===== Data lines =====
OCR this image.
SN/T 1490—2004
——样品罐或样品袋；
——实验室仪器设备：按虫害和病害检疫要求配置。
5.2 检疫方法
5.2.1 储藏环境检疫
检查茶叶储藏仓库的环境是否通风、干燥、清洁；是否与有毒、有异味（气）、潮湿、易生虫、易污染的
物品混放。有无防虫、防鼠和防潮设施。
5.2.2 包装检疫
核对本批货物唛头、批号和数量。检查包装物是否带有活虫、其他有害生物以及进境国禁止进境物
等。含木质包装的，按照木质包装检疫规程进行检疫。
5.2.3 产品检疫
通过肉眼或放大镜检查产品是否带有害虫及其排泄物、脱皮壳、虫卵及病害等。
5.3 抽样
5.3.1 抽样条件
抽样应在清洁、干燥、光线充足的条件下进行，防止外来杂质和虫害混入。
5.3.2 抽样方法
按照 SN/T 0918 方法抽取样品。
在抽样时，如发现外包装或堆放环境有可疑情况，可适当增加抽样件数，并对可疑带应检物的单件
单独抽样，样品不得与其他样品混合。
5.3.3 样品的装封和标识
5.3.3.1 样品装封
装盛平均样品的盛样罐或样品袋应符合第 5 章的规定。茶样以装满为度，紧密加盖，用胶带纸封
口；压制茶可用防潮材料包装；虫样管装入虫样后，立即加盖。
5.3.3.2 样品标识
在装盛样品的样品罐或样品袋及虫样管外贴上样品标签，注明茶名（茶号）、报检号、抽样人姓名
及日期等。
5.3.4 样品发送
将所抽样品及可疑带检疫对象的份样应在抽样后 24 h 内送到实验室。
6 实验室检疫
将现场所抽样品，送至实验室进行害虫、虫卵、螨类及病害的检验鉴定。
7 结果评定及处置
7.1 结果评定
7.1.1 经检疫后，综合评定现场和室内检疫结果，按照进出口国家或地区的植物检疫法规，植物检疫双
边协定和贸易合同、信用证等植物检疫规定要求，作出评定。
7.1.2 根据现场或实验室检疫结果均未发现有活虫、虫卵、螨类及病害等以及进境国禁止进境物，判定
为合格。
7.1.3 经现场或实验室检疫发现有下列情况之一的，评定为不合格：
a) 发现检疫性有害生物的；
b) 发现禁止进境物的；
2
=====
• _Set task_: All of the data shown above must be copied exactly.

• _Task solution_:
OCR this image.
SN/T 1490—2004
——样品罐或样品袋；
——实验室仪器设备：按虫害和病害检疫要求配置。
5.2 检疫方法
5.2.1 储藏环境检疫
检查茶叶储藏仓库的环境是否通风、干燥、清洁；是否与有毒、有异味（气）、潮湿、易生虫、易污染的
物品混放。有无防虫、防鼠和防潮设施。
5.2.2 包装检疫
核对本批货物唛头、批号和数量。检查包装物是否带有活虫、其他有害生物以及进境国禁止进境物
等。含木质包装的，按照木质包装检疫规程进行检疫。
5.2.3 产品检疫
通过肉眼或放大镜检查产品是否带有害虫及其排泄物、脱皮壳、虫卵及病害等。
5.3 抽样
5.3.1 抽样条件
抽样应在清洁、干燥、光线充足的条件下进行，防止外来杂质和虫害混入。
5.3.2 抽样方法
按照 SN/T 0918 方法抽取样品。
在抽样时，如发现外包装或堆放环境有可疑情况，可适当增加抽样件数，并对可疑带应检物的单件
单独抽样，样品不得与其他样品混合。
5.3.3 样品的装封和标识
5.3.3.1 样品装封
装盛平均样品的盛样罐或样品袋应符合第 5 章的规定。茶样以装满为度，紧密加盖，用胶带纸封
口；压制茶可用防潮材料包装；虫样管装入虫样后，立即加盖。
5.3.3.2 样品标识
在装盛样品的样品罐或样品袋及虫样管外贴上样品标签，注明茶名（茶号）、报检号、抽样人姓名
及日期等。
5.3.4 样品发送
将所抽样品及可疑带检疫对象的份样应在抽样后 24 h 内送到实验室。
6 实验室检疫
将现场所抽样品，送至实验室进行害虫、虫卵、螨类及病害的检验鉴定。
7 结果评定及处置
7.1 结果评定
7.1.1 经检疫后，综合评定现场和室内检疫结果，按照进出口国家或地区的植物检疫法规，植物检疫双
边协定和贸易合同、信用证等植物检疫规定要求，作出评定。
7.1.2 根据现场或实验室检疫结果均未发现有活虫、虫卵、螨类及病害等以及进境国禁止进境物，判定
为合格。
7.1.3 经现场或实验室检疫发现有下列情况之一的，评定为不合格：
a) 发现检疫性有害生物的；
b) 发现禁止进境物的；
2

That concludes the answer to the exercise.